■ **Task objective**
Images do not belong in the copy. Retype all the entries below exactly.

■ **Records to use**
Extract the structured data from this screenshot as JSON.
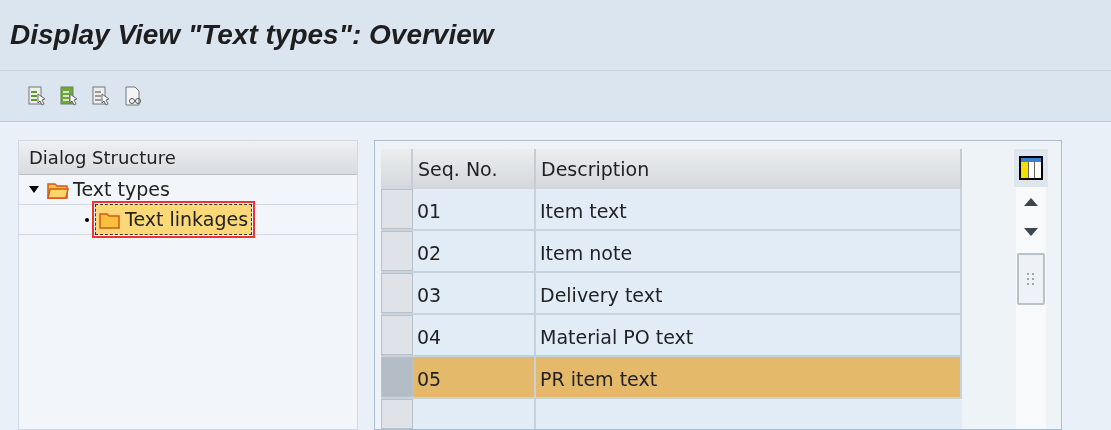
{
  "window": {
    "title": "Display View \"Text types\": Overview"
  },
  "dialog_structure": {
    "title": "Dialog Structure",
    "items": [
      {
        "label": "Text types",
        "expanded": true,
        "selected": false,
        "children": [
          {
            "label": "Text linkages",
            "selected": true
          }
        ]
      }
    ]
  },
  "table": {
    "columns": [
      "Seq. No.",
      "Description"
    ],
    "rows": [
      {
        "cells": [
          "01",
          "Item text"
        ],
        "selected": false
      },
      {
        "cells": [
          "02",
          "Item note"
        ],
        "selected": false
      },
      {
        "cells": [
          "03",
          "Delivery text"
        ],
        "selected": false
      },
      {
        "cells": [
          "04",
          "Material PO text"
        ],
        "selected": false
      },
      {
        "cells": [
          "05",
          "PR item text"
        ],
        "selected": true
      }
    ]
  }
}
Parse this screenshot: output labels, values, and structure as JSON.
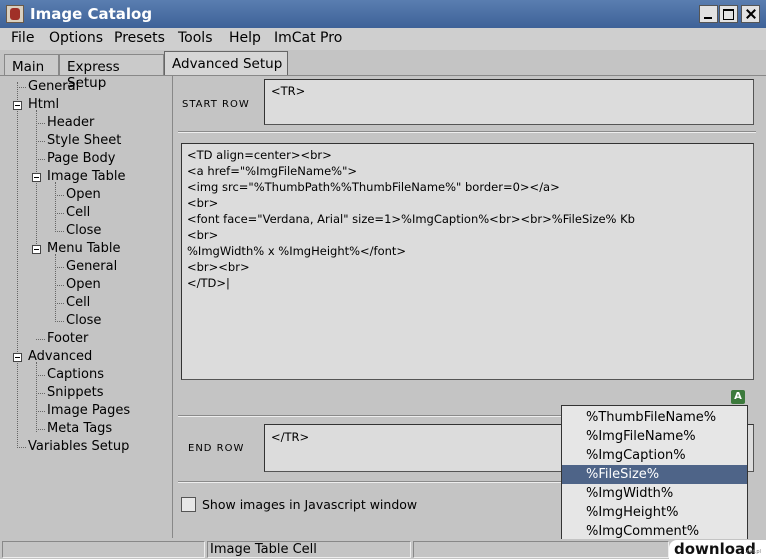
{
  "window": {
    "title": "Image Catalog"
  },
  "menu": [
    "File",
    "Options",
    "Presets",
    "Tools",
    "Help",
    "ImCat Pro"
  ],
  "tabs": [
    {
      "label": "Main",
      "active": false
    },
    {
      "label": "Express Setup",
      "active": false
    },
    {
      "label": "Advanced Setup",
      "active": true
    }
  ],
  "tree": [
    {
      "label": "General"
    },
    {
      "label": "Html"
    },
    {
      "label": "Header"
    },
    {
      "label": "Style Sheet"
    },
    {
      "label": "Page Body"
    },
    {
      "label": "Image Table"
    },
    {
      "label": "Open"
    },
    {
      "label": "Cell"
    },
    {
      "label": "Close"
    },
    {
      "label": "Menu Table"
    },
    {
      "label": "General"
    },
    {
      "label": "Open"
    },
    {
      "label": "Cell"
    },
    {
      "label": "Close"
    },
    {
      "label": "Footer"
    },
    {
      "label": "Advanced"
    },
    {
      "label": "Captions"
    },
    {
      "label": "Snippets"
    },
    {
      "label": "Image Pages"
    },
    {
      "label": "Meta Tags"
    },
    {
      "label": "Variables Setup"
    }
  ],
  "start_row": {
    "label": "START ROW",
    "value": "<TR>"
  },
  "cell_code": [
    "<TD align=center><br>",
    "<a href=\"%ImgFileName%\">",
    "<img src=\"%ThumbPath%%ThumbFileName%\" border=0></a>",
    "<br>",
    "<font face=\"Verdana, Arial\" size=1>%ImgCaption%<br><br>%FileSize% Kb",
    "<br>",
    "%ImgWidth% x %ImgHeight%</font>",
    "<br><br>",
    "</TD>|"
  ],
  "end_row": {
    "label": "END ROW",
    "value": "</TR>"
  },
  "javascript_option": {
    "label": "Show images in Javascript window",
    "checked": false
  },
  "insert_icon": {
    "name": "insert-variable-icon",
    "glyph": "A"
  },
  "variables_popup": {
    "items": [
      "%ThumbFileName%",
      "%ImgFileName%",
      "%ImgCaption%",
      "%FileSize%",
      "%ImgWidth%",
      "%ImgHeight%",
      "%ImgComment%"
    ],
    "selected": "%FileSize%"
  },
  "status": {
    "text": "Image Table Cell"
  },
  "watermark": {
    "text": "download",
    "sub": ".net.pl"
  },
  "colors": {
    "titlebar": "#4a6ea4",
    "selection": "#4e6488",
    "panel": "#c4c4c4"
  }
}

■ **Exercise solution**
Extract the structured data from this screenshot as JSON.
{
  "window": {
    "title": "Display View \"Text types\": Overview"
  },
  "dialog_structure": {
    "title": "Dialog Structure",
    "items": [
      {
        "label": "Text types",
        "expanded": true,
        "selected": false,
        "children": [
          {
            "label": "Text linkages",
            "selected": true
          }
        ]
      }
    ]
  },
  "table": {
    "columns": [
      "Seq. No.",
      "Description"
    ],
    "rows": [
      {
        "cells": [
          "01",
          "Item text"
        ],
        "selected": false
      },
      {
        "cells": [
          "02",
          "Item note"
        ],
        "selected": false
      },
      {
        "cells": [
          "03",
          "Delivery text"
        ],
        "selected": false
      },
      {
        "cells": [
          "04",
          "Material PO text"
        ],
        "selected": false
      },
      {
        "cells": [
          "05",
          "PR item text"
        ],
        "selected": true
      }
    ]
  }
}
Parse this screenshot: output labels, values, and structure as JSON.
{
  "window": {
    "title": "Image Catalog"
  },
  "menu": [
    "File",
    "Options",
    "Presets",
    "Tools",
    "Help",
    "ImCat Pro"
  ],
  "tabs": [
    {
      "label": "Main",
      "active": false
    },
    {
      "label": "Express Setup",
      "active": false
    },
    {
      "label": "Advanced Setup",
      "active": true
    }
  ],
  "tree": [
    {
      "label": "General"
    },
    {
      "label": "Html"
    },
    {
      "label": "Header"
    },
    {
      "label": "Style Sheet"
    },
    {
      "label": "Page Body"
    },
    {
      "label": "Image Table"
    },
    {
      "label": "Open"
    },
    {
      "label": "Cell"
    },
    {
      "label": "Close"
    },
    {
      "label": "Menu Table"
    },
    {
      "label": "General"
    },
    {
      "label": "Open"
    },
    {
      "label": "Cell"
    },
    {
      "label": "Close"
    },
    {
      "label": "Footer"
    },
    {
      "label": "Advanced"
    },
    {
      "label": "Captions"
    },
    {
      "label": "Snippets"
    },
    {
      "label": "Image Pages"
    },
    {
      "label": "Meta Tags"
    },
    {
      "label": "Variables Setup"
    }
  ],
  "start_row": {
    "label": "START ROW",
    "value": "<TR>"
  },
  "cell_code": [
    "<TD align=center><br>",
    "<a href=\"%ImgFileName%\">",
    "<img src=\"%ThumbPath%%ThumbFileName%\" border=0></a>",
    "<br>",
    "<font face=\"Verdana, Arial\" size=1>%ImgCaption%<br><br>%FileSize% Kb",
    "<br>",
    "%ImgWidth% x %ImgHeight%</font>",
    "<br><br>",
    "</TD>|"
  ],
  "end_row": {
    "label": "END ROW",
    "value": "</TR>"
  },
  "javascript_option": {
    "label": "Show images in Javascript window",
    "checked": false
  },
  "insert_icon": {
    "name": "insert-variable-icon",
    "glyph": "A"
  },
  "variables_popup": {
    "items": [
      "%ThumbFileName%",
      "%ImgFileName%",
      "%ImgCaption%",
      "%FileSize%",
      "%ImgWidth%",
      "%ImgHeight%",
      "%ImgComment%"
    ],
    "selected": "%FileSize%"
  },
  "status": {
    "text": "Image Table Cell"
  },
  "watermark": {
    "text": "download",
    "sub": ".net.pl"
  },
  "colors": {
    "titlebar": "#4a6ea4",
    "selection": "#4e6488",
    "panel": "#c4c4c4"
  }
}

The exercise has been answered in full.